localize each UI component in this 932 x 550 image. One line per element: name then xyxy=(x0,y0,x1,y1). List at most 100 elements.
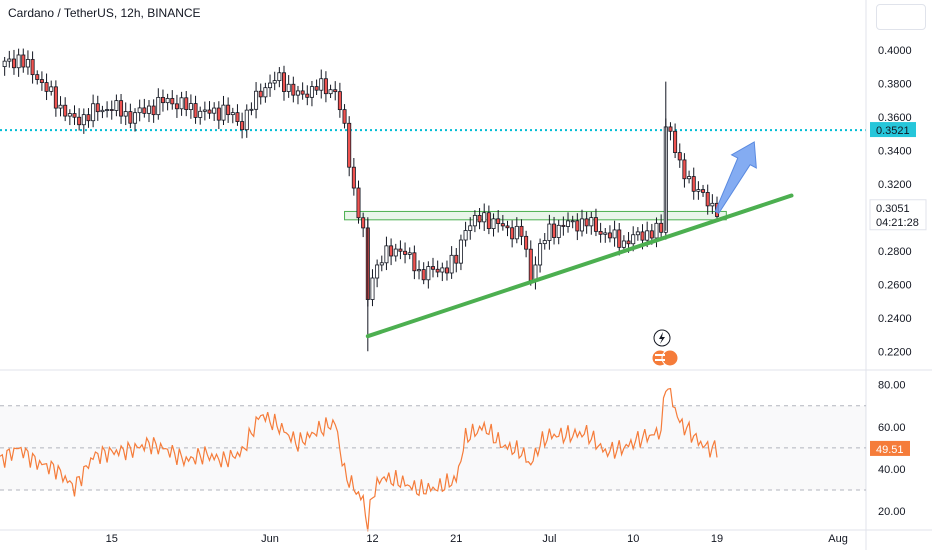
candle-body xyxy=(379,262,384,266)
candle-body xyxy=(230,112,235,116)
candle-body xyxy=(426,266,431,281)
candle-body xyxy=(58,104,63,109)
candle-body xyxy=(403,250,408,255)
candle-body xyxy=(351,166,356,189)
candle-body xyxy=(570,220,575,223)
candle-body xyxy=(328,89,333,95)
price-axis-tick: 0.3800 xyxy=(878,78,912,90)
candle-body xyxy=(514,225,519,240)
flag-stripe xyxy=(655,359,665,361)
candle-body xyxy=(11,58,16,69)
candle-body xyxy=(589,217,594,227)
candle-body xyxy=(151,105,156,116)
candle-body xyxy=(477,215,482,223)
candle-body xyxy=(81,114,86,126)
candle-body xyxy=(519,225,524,237)
candle-body xyxy=(133,112,138,124)
candle-body xyxy=(375,264,380,279)
earnings-icon-2[interactable] xyxy=(661,349,679,367)
chart-settings-button[interactable] xyxy=(876,4,926,30)
bar-countdown-text: 04:21:28 xyxy=(876,217,919,229)
candle-body xyxy=(235,112,240,122)
candle-body xyxy=(156,96,161,116)
candle-body xyxy=(63,104,68,117)
candle-body xyxy=(67,113,72,117)
flag-stripe xyxy=(655,354,665,356)
price-axis-tick: 0.3600 xyxy=(878,112,912,124)
rsi-axis-tick: 60.00 xyxy=(878,422,906,434)
candle-body xyxy=(561,224,566,227)
candle-body xyxy=(7,58,12,62)
candle-body xyxy=(398,248,403,252)
candle-body xyxy=(193,103,198,118)
candle-body xyxy=(119,100,124,117)
rsi-axis-tick: 40.00 xyxy=(878,464,906,476)
time-axis-tick: Jul xyxy=(542,533,556,545)
candle-body xyxy=(174,103,179,110)
candle-body xyxy=(486,212,491,230)
candle-body xyxy=(593,217,598,232)
candle-body xyxy=(603,232,608,235)
price-axis-tick: 0.2200 xyxy=(878,346,912,358)
candle-body xyxy=(500,223,505,227)
candle-body xyxy=(705,192,710,207)
candle-body xyxy=(77,116,82,126)
current-price-tag xyxy=(869,199,927,231)
candle-body xyxy=(16,54,21,69)
price-axis-tick: 0.4000 xyxy=(878,45,912,57)
candle-body xyxy=(696,189,701,192)
candle-body xyxy=(249,108,254,111)
candle-body xyxy=(458,239,463,264)
candle-body xyxy=(389,245,394,257)
candle-body xyxy=(170,98,175,105)
candle-body xyxy=(72,113,77,118)
candle-body xyxy=(109,109,114,111)
candle-body xyxy=(496,218,501,225)
candle-body xyxy=(105,109,110,111)
candle-body xyxy=(207,109,212,114)
candle-body xyxy=(319,78,324,91)
candle-body xyxy=(454,254,459,264)
candle-body xyxy=(240,121,245,131)
candle-body xyxy=(556,224,561,238)
time-axis-tick: Aug xyxy=(828,533,848,545)
candle-body xyxy=(598,230,603,235)
candle-body xyxy=(701,189,706,193)
candle-body xyxy=(538,243,543,266)
candle-body xyxy=(356,187,361,219)
candle-body xyxy=(142,107,147,114)
candle-body xyxy=(282,72,287,92)
candle-body xyxy=(393,248,398,257)
candle-body xyxy=(272,80,277,84)
support-trendline[interactable] xyxy=(365,193,794,339)
current-price-text: 0.3051 xyxy=(876,203,910,215)
candle-body xyxy=(44,82,49,92)
candle-body xyxy=(468,225,473,231)
candle-body xyxy=(384,245,389,264)
price-axis-tick: 0.3200 xyxy=(878,179,912,191)
candle-body xyxy=(314,86,319,91)
candle-body xyxy=(268,82,273,89)
candle-body xyxy=(654,222,659,239)
candle-body xyxy=(114,100,119,111)
candle-body xyxy=(342,109,347,124)
candle-body xyxy=(337,91,342,111)
candle-body xyxy=(347,122,352,168)
candle-body xyxy=(547,223,552,241)
candle-body xyxy=(100,109,105,113)
candle-body xyxy=(2,60,7,68)
candle-body xyxy=(254,90,259,110)
level-price-tag xyxy=(870,122,916,138)
candle-body xyxy=(575,220,580,232)
candle-body xyxy=(216,107,221,121)
candle-body xyxy=(645,230,650,241)
lightning-glyph xyxy=(659,332,665,344)
candle-body xyxy=(407,252,412,255)
price-axis-tick: 0.2600 xyxy=(878,279,912,291)
candle-body xyxy=(631,234,636,245)
candle-body xyxy=(291,83,296,96)
projection-arrow[interactable] xyxy=(714,141,757,214)
candle-body xyxy=(179,97,184,110)
candle-body xyxy=(333,89,338,93)
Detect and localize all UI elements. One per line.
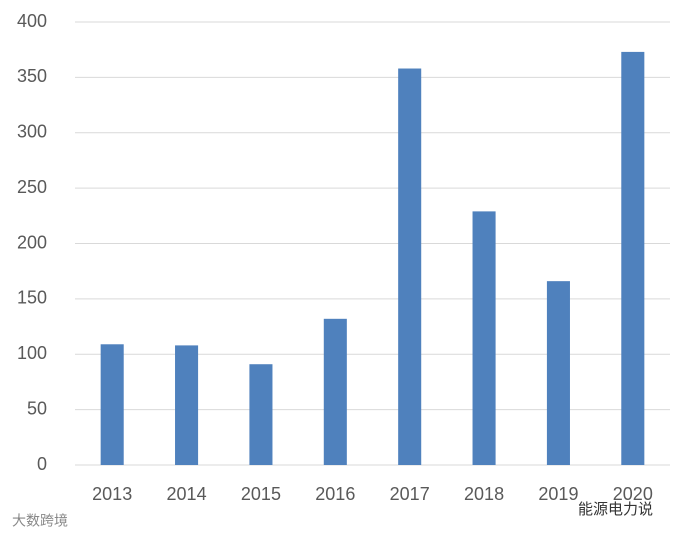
x-tick-label: 2019	[538, 484, 578, 504]
bar	[249, 364, 273, 465]
y-tick-label: 50	[27, 398, 47, 418]
bar	[398, 68, 422, 465]
bar	[175, 345, 199, 465]
bar	[472, 211, 496, 465]
y-tick-label: 200	[17, 232, 47, 252]
bar	[621, 51, 645, 466]
bar	[323, 318, 347, 465]
x-tick-label: 2018	[464, 484, 504, 504]
y-tick-label: 100	[17, 343, 47, 363]
y-tick-label: 300	[17, 122, 47, 142]
x-tick-label: 2017	[390, 484, 430, 504]
x-tick-label: 2014	[167, 484, 207, 504]
y-tick-label: 400	[17, 11, 47, 31]
y-tick-label: 350	[17, 66, 47, 86]
y-tick-label: 150	[17, 288, 47, 308]
bar	[546, 281, 570, 465]
y-tick-label: 0	[37, 454, 47, 474]
x-tick-label: 2016	[315, 484, 355, 504]
y-tick-label: 250	[17, 177, 47, 197]
x-tick-label: 2013	[92, 484, 132, 504]
x-tick-label: 2020	[613, 484, 653, 504]
watermark: 大数跨境	[12, 513, 68, 529]
bar	[100, 344, 124, 465]
watermark: 能源电力说	[578, 501, 653, 518]
x-tick-label: 2015	[241, 484, 281, 504]
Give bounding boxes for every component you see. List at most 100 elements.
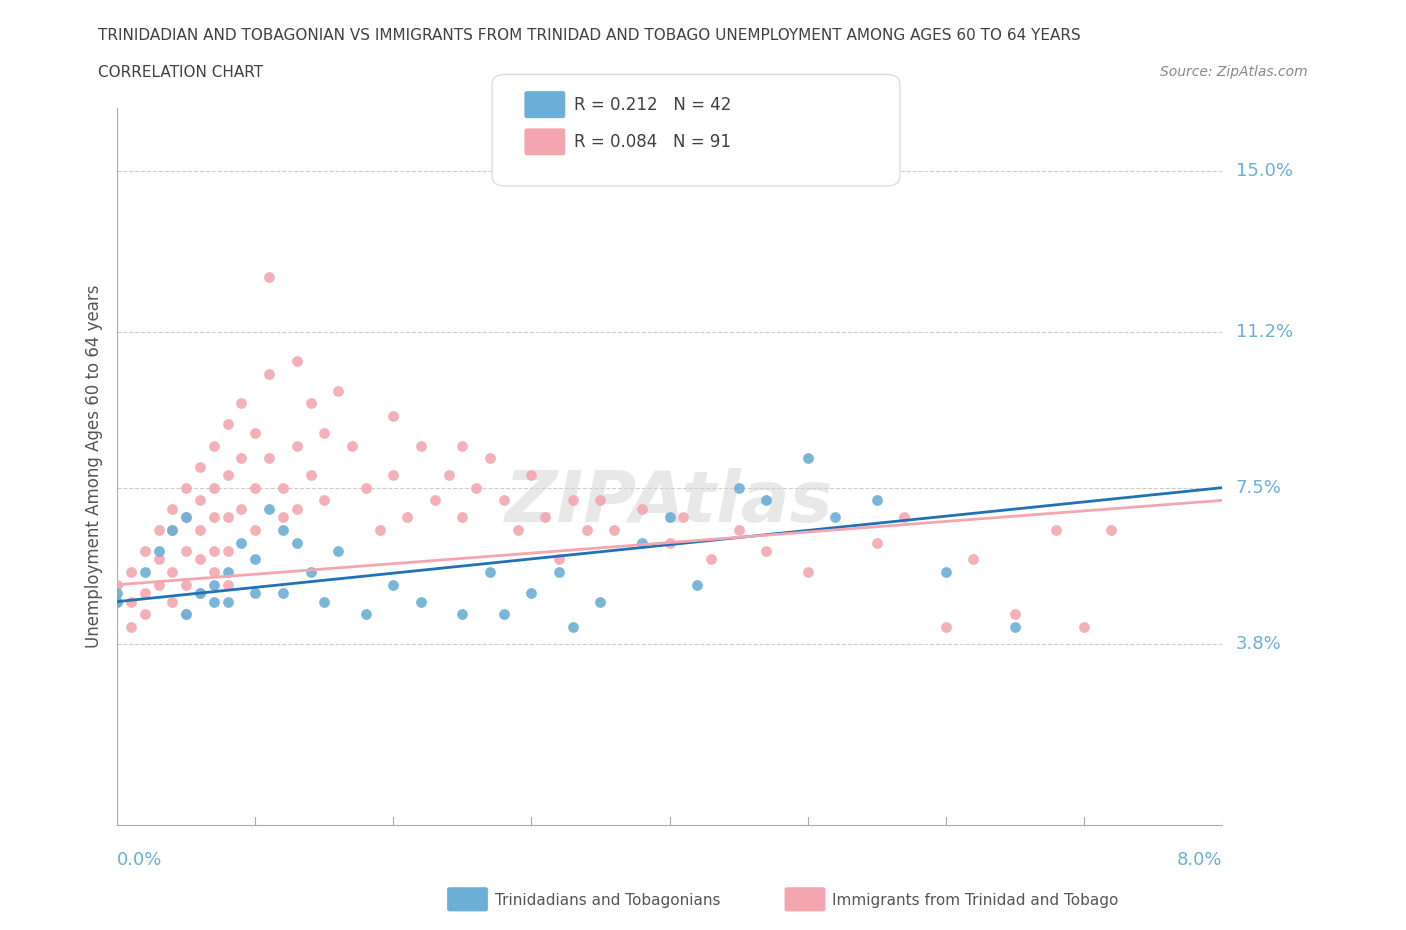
Point [479, 565, 502, 579]
Point [589, 594, 612, 609]
Point [245, 523, 267, 538]
Point [672, 510, 695, 525]
Point [396, 510, 419, 525]
Point [271, 480, 294, 495]
Point [162, 501, 184, 516]
Text: 8.0%: 8.0% [1177, 851, 1222, 869]
Point [231, 501, 253, 516]
Point [314, 425, 336, 440]
Point [368, 523, 391, 538]
Point [217, 578, 239, 592]
Point [202, 438, 225, 453]
Point [120, 594, 142, 609]
Point [134, 543, 156, 558]
Point [217, 565, 239, 579]
Point [409, 438, 432, 453]
Point [257, 501, 280, 516]
Point [202, 565, 225, 579]
Point [105, 578, 128, 592]
Point [202, 510, 225, 525]
Point [506, 523, 529, 538]
Point [1045, 523, 1067, 538]
Point [589, 493, 612, 508]
Point [257, 366, 280, 381]
Point [314, 594, 336, 609]
Point [217, 594, 239, 609]
Point [340, 438, 363, 453]
Point [299, 565, 322, 579]
Point [188, 459, 211, 474]
Point [326, 543, 349, 558]
Text: Source: ZipAtlas.com: Source: ZipAtlas.com [1160, 65, 1308, 79]
Point [561, 619, 583, 634]
Point [174, 510, 197, 525]
Point [479, 451, 502, 466]
Point [382, 468, 405, 483]
Point [231, 535, 253, 550]
Point [727, 480, 749, 495]
Point [865, 493, 887, 508]
Point [285, 438, 308, 453]
Point [382, 408, 405, 423]
Point [423, 493, 446, 508]
Point [354, 607, 377, 622]
Y-axis label: Unemployment Among Ages 60 to 64 years: Unemployment Among Ages 60 to 64 years [86, 285, 103, 648]
Point [314, 493, 336, 508]
Point [231, 451, 253, 466]
Point [299, 396, 322, 411]
Point [134, 607, 156, 622]
Point [245, 480, 267, 495]
Point [686, 578, 709, 592]
Point [202, 480, 225, 495]
Text: 7.5%: 7.5% [1236, 479, 1281, 497]
Text: TRINIDADIAN AND TOBAGONIAN VS IMMIGRANTS FROM TRINIDAD AND TOBAGO UNEMPLOYMENT A: TRINIDADIAN AND TOBAGONIAN VS IMMIGRANTS… [98, 28, 1081, 43]
Point [575, 523, 598, 538]
Point [257, 451, 280, 466]
Text: 15.0%: 15.0% [1236, 162, 1292, 180]
Point [174, 607, 197, 622]
Point [658, 535, 681, 550]
Point [202, 594, 225, 609]
Point [271, 510, 294, 525]
Text: Immigrants from Trinidad and Tobago: Immigrants from Trinidad and Tobago [832, 893, 1119, 908]
Point [271, 523, 294, 538]
Point [1073, 619, 1095, 634]
Point [935, 619, 957, 634]
Point [188, 586, 211, 601]
Point [354, 480, 377, 495]
Point [217, 417, 239, 432]
Text: R = 0.084   N = 91: R = 0.084 N = 91 [574, 133, 731, 152]
Point [202, 578, 225, 592]
Point [148, 552, 170, 567]
Point [188, 586, 211, 601]
Point [285, 535, 308, 550]
Point [520, 468, 543, 483]
Point [755, 543, 778, 558]
Point [245, 552, 267, 567]
Text: 0.0%: 0.0% [117, 851, 163, 869]
Point [148, 523, 170, 538]
Point [1004, 607, 1026, 622]
Point [465, 480, 488, 495]
Point [174, 480, 197, 495]
Text: R = 0.212   N = 42: R = 0.212 N = 42 [574, 96, 731, 114]
Point [561, 493, 583, 508]
Point [188, 523, 211, 538]
Point [202, 543, 225, 558]
Point [548, 552, 571, 567]
Point [174, 510, 197, 525]
Point [162, 523, 184, 538]
Point [409, 594, 432, 609]
Point [492, 607, 515, 622]
Point [245, 586, 267, 601]
Point [824, 510, 846, 525]
Point [285, 501, 308, 516]
Point [1004, 619, 1026, 634]
Point [105, 594, 128, 609]
Point [120, 565, 142, 579]
Point [188, 493, 211, 508]
Point [299, 468, 322, 483]
Point [134, 565, 156, 579]
Point [162, 565, 184, 579]
Point [162, 523, 184, 538]
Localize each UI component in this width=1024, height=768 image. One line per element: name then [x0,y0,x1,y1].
--------------------------------
◆ SET TASK: Report, copied in full, every line of the records that contains the string "each". Case counts, so uppercase and lowercase letters must match.

◆ REPLY:
localize each UI component in this 932 x 550 image. One line per element: name then xyxy=(x0,y0,x1,y1). List at most 100 elements.
Localize each UI component in this width=1024, height=768 image. One line per element: name then [x0,y0,x1,y1].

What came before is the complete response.